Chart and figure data
[Begin]
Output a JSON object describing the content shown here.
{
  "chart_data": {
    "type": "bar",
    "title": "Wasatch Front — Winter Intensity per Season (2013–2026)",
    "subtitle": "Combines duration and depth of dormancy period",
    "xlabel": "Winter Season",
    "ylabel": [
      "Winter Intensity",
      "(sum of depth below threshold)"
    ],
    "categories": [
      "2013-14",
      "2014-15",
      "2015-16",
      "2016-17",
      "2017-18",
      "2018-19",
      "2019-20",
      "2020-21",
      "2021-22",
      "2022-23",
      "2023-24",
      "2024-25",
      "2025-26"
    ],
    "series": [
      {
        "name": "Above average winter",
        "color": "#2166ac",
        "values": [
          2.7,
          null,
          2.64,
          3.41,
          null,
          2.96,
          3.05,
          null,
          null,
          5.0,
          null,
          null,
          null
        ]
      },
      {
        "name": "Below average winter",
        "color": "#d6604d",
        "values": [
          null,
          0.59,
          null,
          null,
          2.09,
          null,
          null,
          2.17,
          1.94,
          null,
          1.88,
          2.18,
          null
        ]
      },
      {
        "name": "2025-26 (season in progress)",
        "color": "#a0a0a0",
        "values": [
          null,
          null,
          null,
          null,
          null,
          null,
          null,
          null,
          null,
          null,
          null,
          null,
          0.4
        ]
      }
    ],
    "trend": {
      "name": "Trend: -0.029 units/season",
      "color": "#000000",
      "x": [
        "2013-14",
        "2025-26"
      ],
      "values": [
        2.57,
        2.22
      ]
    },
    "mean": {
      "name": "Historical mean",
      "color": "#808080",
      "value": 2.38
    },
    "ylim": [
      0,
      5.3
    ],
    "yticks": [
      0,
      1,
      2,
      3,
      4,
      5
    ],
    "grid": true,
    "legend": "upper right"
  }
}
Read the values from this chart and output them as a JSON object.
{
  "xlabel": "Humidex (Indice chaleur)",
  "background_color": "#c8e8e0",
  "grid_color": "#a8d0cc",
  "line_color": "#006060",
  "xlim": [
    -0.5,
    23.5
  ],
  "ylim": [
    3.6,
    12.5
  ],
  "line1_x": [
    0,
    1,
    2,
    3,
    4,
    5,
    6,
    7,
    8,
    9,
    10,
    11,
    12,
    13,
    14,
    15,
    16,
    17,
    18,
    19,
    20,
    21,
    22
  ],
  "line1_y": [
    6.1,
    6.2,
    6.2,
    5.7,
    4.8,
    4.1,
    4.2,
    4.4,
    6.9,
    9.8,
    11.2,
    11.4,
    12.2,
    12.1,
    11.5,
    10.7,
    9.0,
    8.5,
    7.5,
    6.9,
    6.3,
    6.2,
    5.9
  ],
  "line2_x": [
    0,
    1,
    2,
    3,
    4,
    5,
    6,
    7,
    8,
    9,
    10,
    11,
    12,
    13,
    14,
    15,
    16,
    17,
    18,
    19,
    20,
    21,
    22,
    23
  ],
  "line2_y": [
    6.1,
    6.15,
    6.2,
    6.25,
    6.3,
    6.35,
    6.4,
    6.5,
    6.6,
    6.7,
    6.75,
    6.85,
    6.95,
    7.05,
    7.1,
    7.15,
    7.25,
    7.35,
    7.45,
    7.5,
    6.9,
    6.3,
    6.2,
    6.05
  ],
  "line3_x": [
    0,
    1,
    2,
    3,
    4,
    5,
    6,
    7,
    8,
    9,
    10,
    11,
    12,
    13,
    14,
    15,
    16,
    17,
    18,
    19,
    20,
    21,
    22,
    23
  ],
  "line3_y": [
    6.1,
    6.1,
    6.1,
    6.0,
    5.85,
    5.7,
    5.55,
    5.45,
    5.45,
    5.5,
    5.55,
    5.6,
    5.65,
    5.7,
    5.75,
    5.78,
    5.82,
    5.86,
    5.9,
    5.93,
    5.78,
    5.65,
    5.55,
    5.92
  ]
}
[End]
● **WHAT NEEDS TO BE DONE**
Copy out the lines that hold "object".

● **WORKED ANSWER**
Output a JSON object describing the content shown here.
Read the values from this chart and output them as a JSON object.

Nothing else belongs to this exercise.